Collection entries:
◆ ◆ ◆ ◆ ◆

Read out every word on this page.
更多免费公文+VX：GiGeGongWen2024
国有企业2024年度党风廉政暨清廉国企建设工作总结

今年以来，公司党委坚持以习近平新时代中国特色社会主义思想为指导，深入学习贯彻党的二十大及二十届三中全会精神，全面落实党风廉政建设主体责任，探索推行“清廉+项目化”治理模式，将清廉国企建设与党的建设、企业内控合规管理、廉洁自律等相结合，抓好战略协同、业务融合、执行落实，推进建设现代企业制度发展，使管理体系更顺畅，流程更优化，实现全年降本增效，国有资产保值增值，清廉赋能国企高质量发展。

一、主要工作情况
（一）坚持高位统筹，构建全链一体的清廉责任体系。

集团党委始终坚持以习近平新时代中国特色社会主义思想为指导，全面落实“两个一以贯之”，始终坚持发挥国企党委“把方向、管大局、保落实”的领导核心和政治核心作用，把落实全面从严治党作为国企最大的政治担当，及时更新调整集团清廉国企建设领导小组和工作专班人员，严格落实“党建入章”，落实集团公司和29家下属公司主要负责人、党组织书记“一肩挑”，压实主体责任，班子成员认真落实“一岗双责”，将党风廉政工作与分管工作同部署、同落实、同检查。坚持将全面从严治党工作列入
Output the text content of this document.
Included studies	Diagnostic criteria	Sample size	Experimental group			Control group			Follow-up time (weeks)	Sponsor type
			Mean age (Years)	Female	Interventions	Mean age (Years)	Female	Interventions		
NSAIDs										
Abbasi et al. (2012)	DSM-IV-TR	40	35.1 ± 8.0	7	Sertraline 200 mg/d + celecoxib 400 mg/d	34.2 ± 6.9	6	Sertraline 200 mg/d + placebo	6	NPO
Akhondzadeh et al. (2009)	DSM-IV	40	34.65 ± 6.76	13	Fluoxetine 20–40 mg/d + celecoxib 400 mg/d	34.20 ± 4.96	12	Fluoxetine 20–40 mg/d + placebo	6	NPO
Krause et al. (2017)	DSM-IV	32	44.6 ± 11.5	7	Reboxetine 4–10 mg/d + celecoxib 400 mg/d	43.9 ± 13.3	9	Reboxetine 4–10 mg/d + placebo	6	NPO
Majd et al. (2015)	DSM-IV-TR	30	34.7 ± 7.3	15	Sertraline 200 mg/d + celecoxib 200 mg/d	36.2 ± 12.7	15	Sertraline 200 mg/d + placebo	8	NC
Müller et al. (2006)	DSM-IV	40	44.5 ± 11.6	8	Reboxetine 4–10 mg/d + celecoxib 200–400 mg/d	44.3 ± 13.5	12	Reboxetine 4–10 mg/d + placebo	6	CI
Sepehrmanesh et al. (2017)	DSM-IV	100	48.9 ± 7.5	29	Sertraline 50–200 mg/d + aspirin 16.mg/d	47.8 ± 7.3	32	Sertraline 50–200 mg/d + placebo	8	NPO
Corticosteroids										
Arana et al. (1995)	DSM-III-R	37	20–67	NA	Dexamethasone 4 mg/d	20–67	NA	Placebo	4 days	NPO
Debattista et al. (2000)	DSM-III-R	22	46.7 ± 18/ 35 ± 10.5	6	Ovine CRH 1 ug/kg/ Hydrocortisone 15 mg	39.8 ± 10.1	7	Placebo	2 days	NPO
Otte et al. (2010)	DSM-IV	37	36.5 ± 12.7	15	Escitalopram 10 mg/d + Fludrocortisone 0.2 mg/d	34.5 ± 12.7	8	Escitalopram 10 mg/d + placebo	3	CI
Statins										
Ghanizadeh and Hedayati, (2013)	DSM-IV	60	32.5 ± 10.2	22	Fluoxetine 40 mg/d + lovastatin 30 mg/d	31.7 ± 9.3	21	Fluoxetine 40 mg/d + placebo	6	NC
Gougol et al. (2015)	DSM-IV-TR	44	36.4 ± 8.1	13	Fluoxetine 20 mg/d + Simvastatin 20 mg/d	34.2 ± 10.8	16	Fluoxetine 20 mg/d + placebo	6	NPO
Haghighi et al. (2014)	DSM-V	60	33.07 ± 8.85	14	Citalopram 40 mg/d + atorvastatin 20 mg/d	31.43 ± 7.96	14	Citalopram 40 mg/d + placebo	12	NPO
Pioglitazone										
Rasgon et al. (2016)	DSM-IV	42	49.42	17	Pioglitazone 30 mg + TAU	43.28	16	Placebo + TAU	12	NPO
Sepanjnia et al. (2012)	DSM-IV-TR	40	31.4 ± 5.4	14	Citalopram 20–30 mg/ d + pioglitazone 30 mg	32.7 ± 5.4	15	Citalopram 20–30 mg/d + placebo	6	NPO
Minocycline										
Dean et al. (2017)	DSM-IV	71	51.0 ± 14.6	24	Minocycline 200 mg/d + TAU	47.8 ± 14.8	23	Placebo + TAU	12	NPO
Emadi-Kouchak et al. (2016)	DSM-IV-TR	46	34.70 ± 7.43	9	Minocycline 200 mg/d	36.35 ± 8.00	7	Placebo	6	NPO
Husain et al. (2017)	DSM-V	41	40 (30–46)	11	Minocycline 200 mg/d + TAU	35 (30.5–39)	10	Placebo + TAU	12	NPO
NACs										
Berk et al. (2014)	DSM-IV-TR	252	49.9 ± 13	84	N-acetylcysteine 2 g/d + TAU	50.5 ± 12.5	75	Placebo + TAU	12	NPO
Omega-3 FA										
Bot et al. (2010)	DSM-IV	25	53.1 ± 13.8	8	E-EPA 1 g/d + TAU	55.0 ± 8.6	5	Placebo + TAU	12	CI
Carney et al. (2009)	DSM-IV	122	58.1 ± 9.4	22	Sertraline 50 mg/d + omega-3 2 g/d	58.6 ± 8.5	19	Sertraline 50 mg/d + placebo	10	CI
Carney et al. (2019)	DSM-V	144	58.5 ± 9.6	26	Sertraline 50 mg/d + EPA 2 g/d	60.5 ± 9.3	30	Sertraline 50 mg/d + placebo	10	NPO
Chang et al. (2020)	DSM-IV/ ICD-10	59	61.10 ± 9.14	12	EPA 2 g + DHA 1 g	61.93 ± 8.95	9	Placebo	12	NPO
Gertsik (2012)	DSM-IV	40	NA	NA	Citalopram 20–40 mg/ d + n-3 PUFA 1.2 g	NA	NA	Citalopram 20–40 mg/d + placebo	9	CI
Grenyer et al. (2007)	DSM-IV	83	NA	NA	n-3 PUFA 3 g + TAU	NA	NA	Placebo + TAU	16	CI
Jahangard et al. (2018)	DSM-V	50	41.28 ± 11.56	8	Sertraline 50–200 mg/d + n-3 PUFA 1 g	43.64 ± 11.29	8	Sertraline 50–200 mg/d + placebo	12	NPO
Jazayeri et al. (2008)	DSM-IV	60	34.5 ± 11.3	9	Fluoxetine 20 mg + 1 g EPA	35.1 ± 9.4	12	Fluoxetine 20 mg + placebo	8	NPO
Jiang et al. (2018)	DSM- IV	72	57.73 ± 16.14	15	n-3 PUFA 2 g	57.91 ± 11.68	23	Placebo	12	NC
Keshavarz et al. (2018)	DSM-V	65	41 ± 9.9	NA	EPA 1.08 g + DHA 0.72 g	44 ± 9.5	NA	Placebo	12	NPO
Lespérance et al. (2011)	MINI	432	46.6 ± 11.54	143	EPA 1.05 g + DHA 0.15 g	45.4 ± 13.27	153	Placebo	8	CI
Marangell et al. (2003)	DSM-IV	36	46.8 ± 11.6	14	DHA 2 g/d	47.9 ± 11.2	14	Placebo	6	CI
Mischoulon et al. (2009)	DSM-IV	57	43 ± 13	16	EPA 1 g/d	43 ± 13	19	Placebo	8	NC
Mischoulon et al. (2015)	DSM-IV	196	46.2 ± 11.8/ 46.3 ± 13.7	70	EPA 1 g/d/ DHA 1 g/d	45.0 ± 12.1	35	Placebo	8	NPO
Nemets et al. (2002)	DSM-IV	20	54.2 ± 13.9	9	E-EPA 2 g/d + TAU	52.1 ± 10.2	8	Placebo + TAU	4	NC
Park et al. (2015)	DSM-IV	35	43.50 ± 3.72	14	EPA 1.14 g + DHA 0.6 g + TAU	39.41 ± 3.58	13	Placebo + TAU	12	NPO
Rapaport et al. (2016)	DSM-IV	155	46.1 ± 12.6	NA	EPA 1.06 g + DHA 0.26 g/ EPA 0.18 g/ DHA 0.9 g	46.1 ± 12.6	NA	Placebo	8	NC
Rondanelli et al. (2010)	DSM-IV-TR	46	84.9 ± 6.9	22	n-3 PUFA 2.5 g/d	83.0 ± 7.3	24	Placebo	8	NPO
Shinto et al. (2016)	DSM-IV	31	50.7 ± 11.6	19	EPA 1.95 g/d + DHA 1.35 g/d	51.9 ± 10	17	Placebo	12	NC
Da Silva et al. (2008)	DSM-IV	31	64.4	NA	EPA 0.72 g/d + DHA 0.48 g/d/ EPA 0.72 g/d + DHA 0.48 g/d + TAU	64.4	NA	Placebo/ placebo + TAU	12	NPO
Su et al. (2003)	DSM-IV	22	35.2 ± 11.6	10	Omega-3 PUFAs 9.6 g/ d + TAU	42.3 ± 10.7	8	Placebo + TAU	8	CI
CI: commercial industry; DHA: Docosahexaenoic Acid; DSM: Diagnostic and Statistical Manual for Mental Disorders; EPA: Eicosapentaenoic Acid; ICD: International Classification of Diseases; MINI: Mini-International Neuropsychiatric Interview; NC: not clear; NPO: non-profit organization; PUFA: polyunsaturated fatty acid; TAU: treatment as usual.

◆ ◆ ◆ ◆ ◆

Written request: Make a copy of each line that contains the string "this".

Task response:
Read out every word on this page.
Output the text content of this document.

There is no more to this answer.